WRITTEN PROBLEM
Write the listing below out again exactly, dropping the images.

TASK INPUTS

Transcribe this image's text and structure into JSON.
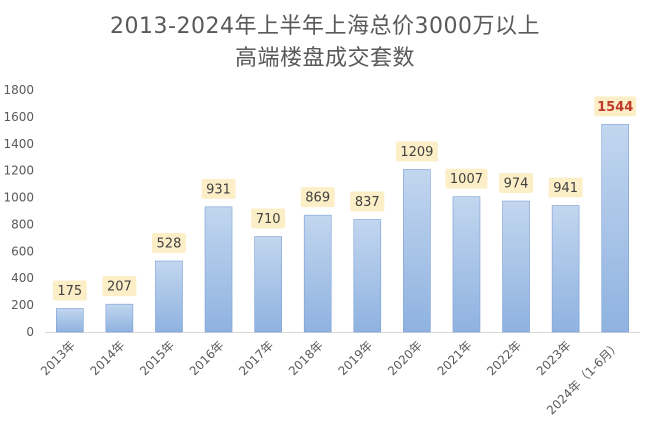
{
  "chart_data": {
    "type": "bar",
    "title_lines": [
      "2013-2024年上半年上海总价3000万以上",
      "高端楼盘成交套数"
    ],
    "categories": [
      "2013年",
      "2014年",
      "2015年",
      "2016年",
      "2017年",
      "2018年",
      "2019年",
      "2020年",
      "2021年",
      "2022年",
      "2023年",
      "2024年（1-6月）"
    ],
    "values": [
      175,
      207,
      528,
      931,
      710,
      869,
      837,
      1209,
      1007,
      974,
      941,
      1544
    ],
    "yticks": [
      0,
      200,
      400,
      600,
      800,
      1000,
      1200,
      1400,
      1600,
      1800
    ],
    "ylim": [
      0,
      1800
    ],
    "xlabel": "",
    "ylabel": "",
    "grid": false,
    "highlight_last": true,
    "colors": {
      "bar_top": "#c2d6ef",
      "bar_bottom": "#8fb2e0",
      "bar_edge": "#7a9fd3",
      "label_bg": "#fcefc8",
      "label_text": "#404040",
      "highlight_text": "#c0392b",
      "axis_text": "#595959",
      "axis_line": "#d9d9d9"
    }
  }
}
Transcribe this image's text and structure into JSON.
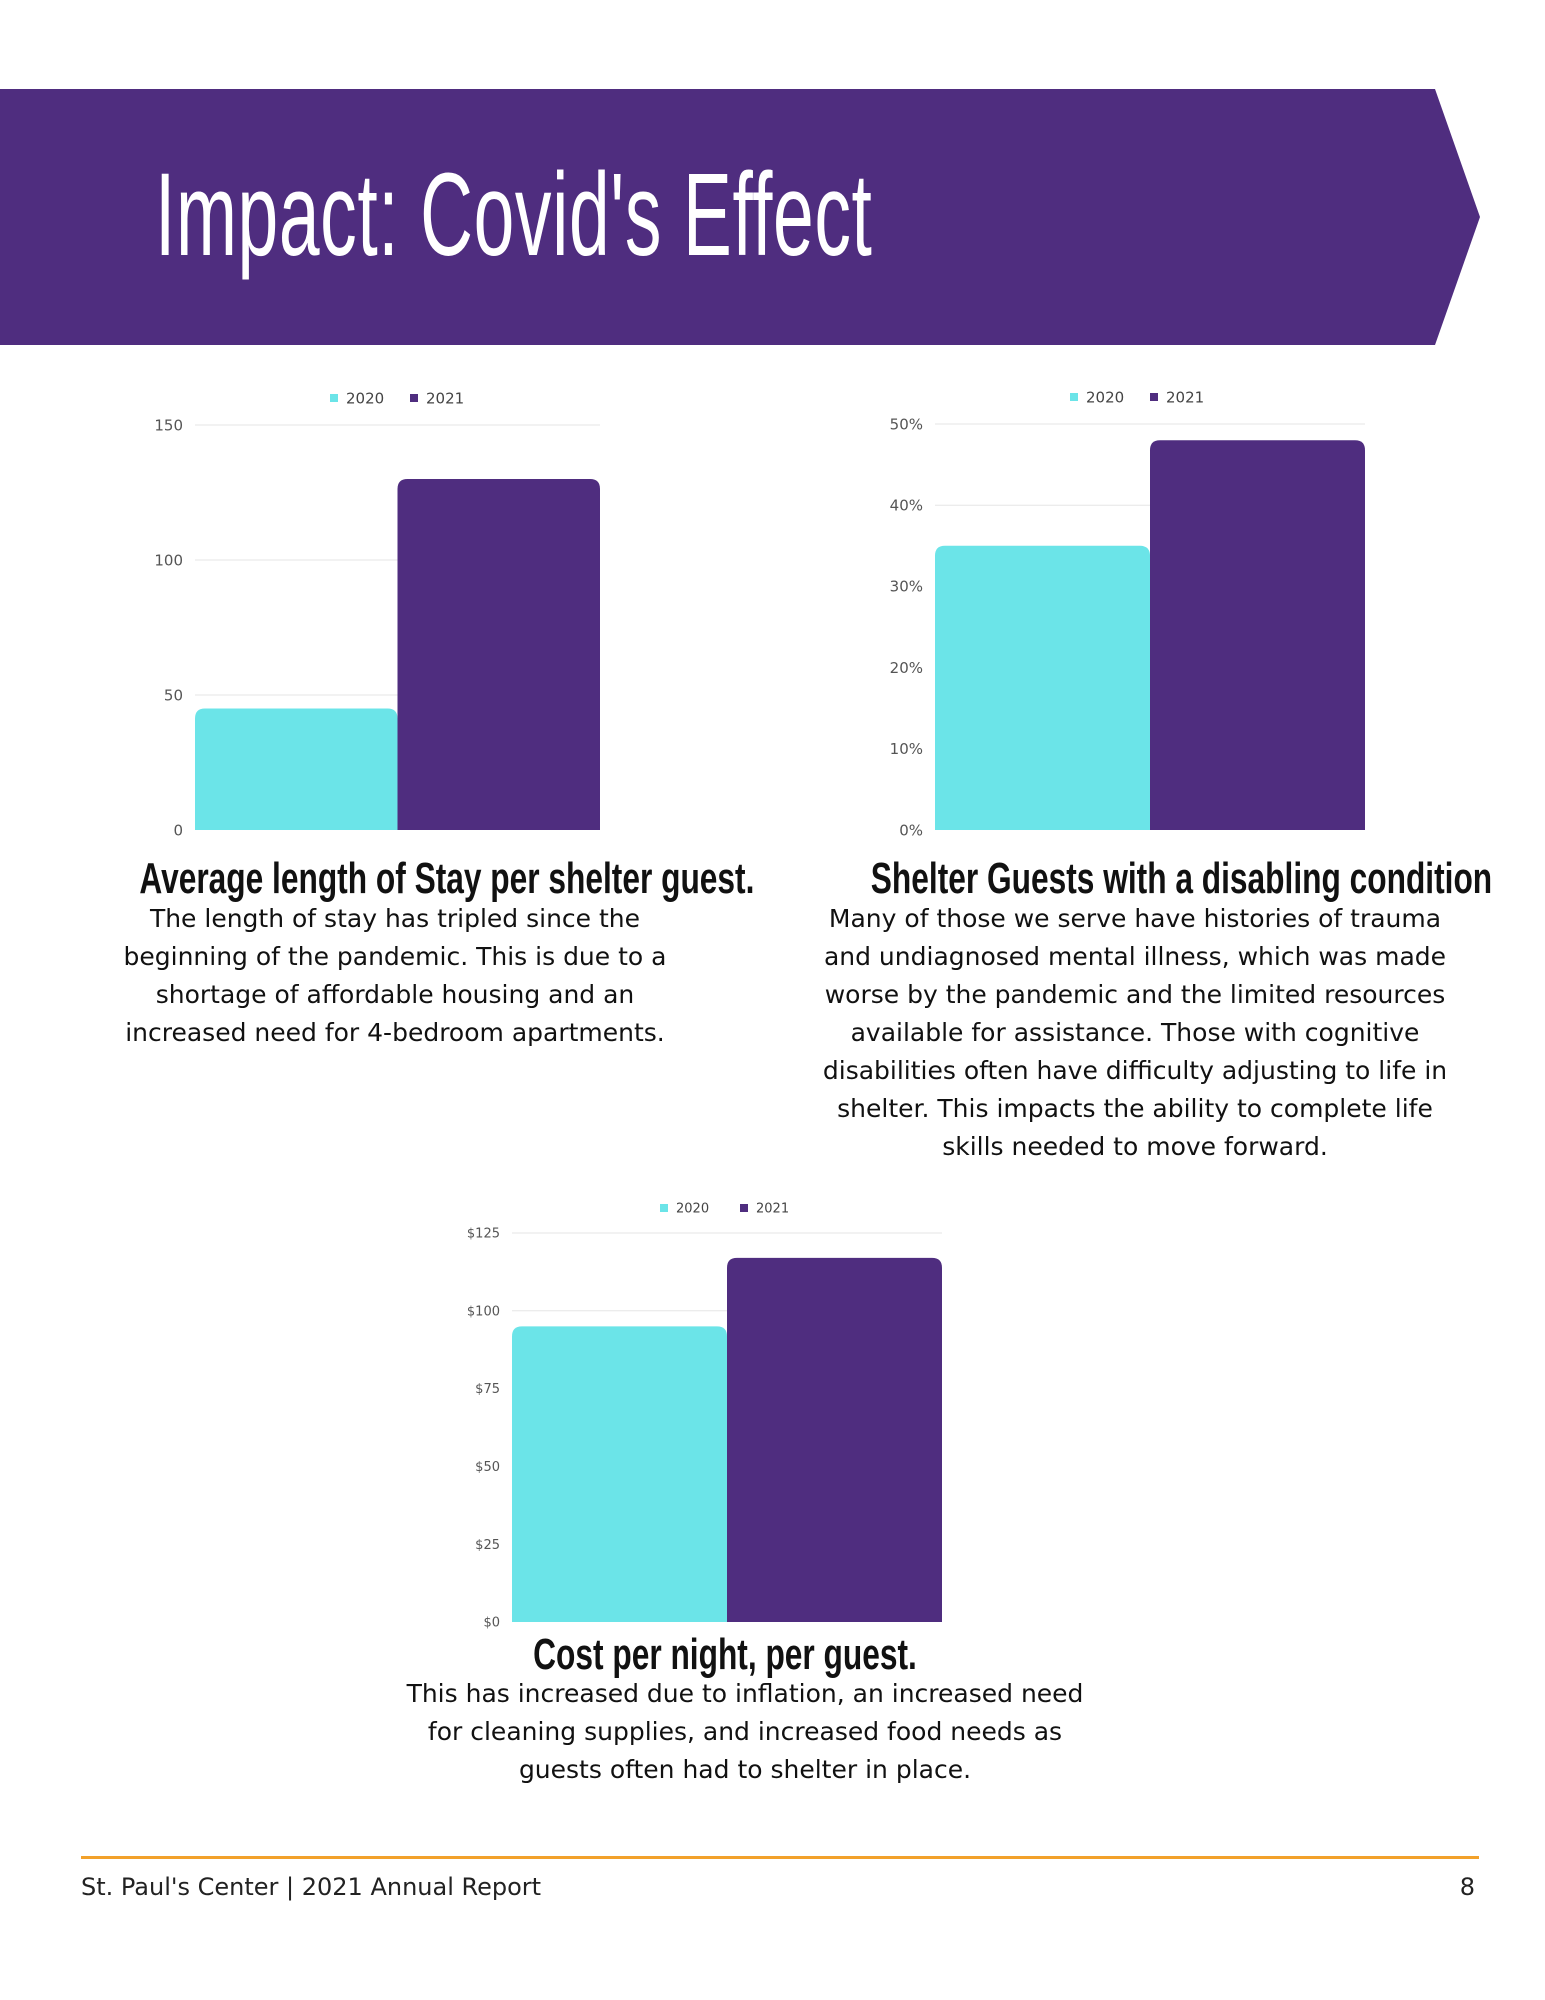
{
  "page_title": "Impact: Covid's Effect",
  "colors": {
    "banner": "#4f2d7f",
    "series_2020": "#6be4e8",
    "series_2021": "#4f2d7f",
    "rule": "#f2a12a",
    "grid": "#e6e6e6"
  },
  "chart_data": [
    {
      "type": "bar",
      "categories": [
        ""
      ],
      "series": [
        {
          "name": "2020",
          "values": [
            45
          ]
        },
        {
          "name": "2021",
          "values": [
            130
          ]
        }
      ],
      "yticks": [
        "0",
        "50",
        "100",
        "150"
      ],
      "ylim": [
        0,
        150
      ],
      "legend": "top-center",
      "grid": true,
      "title": "Average length of Stay per shelter  guest.",
      "description": "The length of stay has tripled since the beginning of the pandemic. This is due to a shortage of affordable housing and an increased need for 4-bedroom apartments."
    },
    {
      "type": "bar",
      "categories": [
        ""
      ],
      "series": [
        {
          "name": "2020",
          "values": [
            35
          ]
        },
        {
          "name": "2021",
          "values": [
            48
          ]
        }
      ],
      "yticks": [
        "0%",
        "10%",
        "20%",
        "30%",
        "40%",
        "50%"
      ],
      "ylim": [
        0,
        50
      ],
      "legend": "top-center",
      "grid": true,
      "title": "Shelter Guests with a disabling condition",
      "description": "Many of those we serve have histories of trauma and undiagnosed mental illness, which was made worse by the pandemic and the limited resources available for assistance. Those with cognitive disabilities often have difficulty adjusting to life in shelter. This impacts the ability to complete life skills needed to move forward."
    },
    {
      "type": "bar",
      "categories": [
        ""
      ],
      "series": [
        {
          "name": "2020",
          "values": [
            95
          ]
        },
        {
          "name": "2021",
          "values": [
            117
          ]
        }
      ],
      "yticks": [
        "$0",
        "$25",
        "$50",
        "$75",
        "$100",
        "$125"
      ],
      "ylim": [
        0,
        125
      ],
      "legend": "top-center",
      "grid": true,
      "title": "Cost per night, per guest.",
      "description": "This has increased due to inflation, an increased need for cleaning supplies, and increased food needs as guests often had to shelter in place."
    }
  ],
  "footer": {
    "left": "St. Paul's Center | 2021 Annual Report",
    "page_number": "8"
  }
}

RESULT
Transcribe this image's text and structure into JSON.
{
  "chart_data": {
    "type": "bar",
    "title_lines": [
      "2013-2024年上半年上海总价3000万以上",
      "高端楼盘成交套数"
    ],
    "categories": [
      "2013年",
      "2014年",
      "2015年",
      "2016年",
      "2017年",
      "2018年",
      "2019年",
      "2020年",
      "2021年",
      "2022年",
      "2023年",
      "2024年（1-6月）"
    ],
    "values": [
      175,
      207,
      528,
      931,
      710,
      869,
      837,
      1209,
      1007,
      974,
      941,
      1544
    ],
    "yticks": [
      0,
      200,
      400,
      600,
      800,
      1000,
      1200,
      1400,
      1600,
      1800
    ],
    "ylim": [
      0,
      1800
    ],
    "xlabel": "",
    "ylabel": "",
    "grid": false,
    "highlight_last": true,
    "colors": {
      "bar_top": "#c2d6ef",
      "bar_bottom": "#8fb2e0",
      "bar_edge": "#7a9fd3",
      "label_bg": "#fcefc8",
      "label_text": "#404040",
      "highlight_text": "#c0392b",
      "axis_text": "#595959",
      "axis_line": "#d9d9d9"
    }
  }
}
Transcribe this image's text and structure into JSON.
{
  "page_title": "Impact: Covid's Effect",
  "colors": {
    "banner": "#4f2d7f",
    "series_2020": "#6be4e8",
    "series_2021": "#4f2d7f",
    "rule": "#f2a12a",
    "grid": "#e6e6e6"
  },
  "chart_data": [
    {
      "type": "bar",
      "categories": [
        ""
      ],
      "series": [
        {
          "name": "2020",
          "values": [
            45
          ]
        },
        {
          "name": "2021",
          "values": [
            130
          ]
        }
      ],
      "yticks": [
        "0",
        "50",
        "100",
        "150"
      ],
      "ylim": [
        0,
        150
      ],
      "legend": "top-center",
      "grid": true,
      "title": "Average length of Stay per shelter  guest.",
      "description": "The length of stay has tripled since the beginning of the pandemic. This is due to a shortage of affordable housing and an increased need for 4-bedroom apartments."
    },
    {
      "type": "bar",
      "categories": [
        ""
      ],
      "series": [
        {
          "name": "2020",
          "values": [
            35
          ]
        },
        {
          "name": "2021",
          "values": [
            48
          ]
        }
      ],
      "yticks": [
        "0%",
        "10%",
        "20%",
        "30%",
        "40%",
        "50%"
      ],
      "ylim": [
        0,
        50
      ],
      "legend": "top-center",
      "grid": true,
      "title": "Shelter Guests with a disabling condition",
      "description": "Many of those we serve have histories of trauma and undiagnosed mental illness, which was made worse by the pandemic and the limited resources available for assistance. Those with cognitive disabilities often have difficulty adjusting to life in shelter. This impacts the ability to complete life skills needed to move forward."
    },
    {
      "type": "bar",
      "categories": [
        ""
      ],
      "series": [
        {
          "name": "2020",
          "values": [
            95
          ]
        },
        {
          "name": "2021",
          "values": [
            117
          ]
        }
      ],
      "yticks": [
        "$0",
        "$25",
        "$50",
        "$75",
        "$100",
        "$125"
      ],
      "ylim": [
        0,
        125
      ],
      "legend": "top-center",
      "grid": true,
      "title": "Cost per night, per guest.",
      "description": "This has increased due to inflation, an increased need for cleaning supplies, and increased food needs as guests often had to shelter in place."
    }
  ],
  "footer": {
    "left": "St. Paul's Center | 2021 Annual Report",
    "page_number": "8"
  }
}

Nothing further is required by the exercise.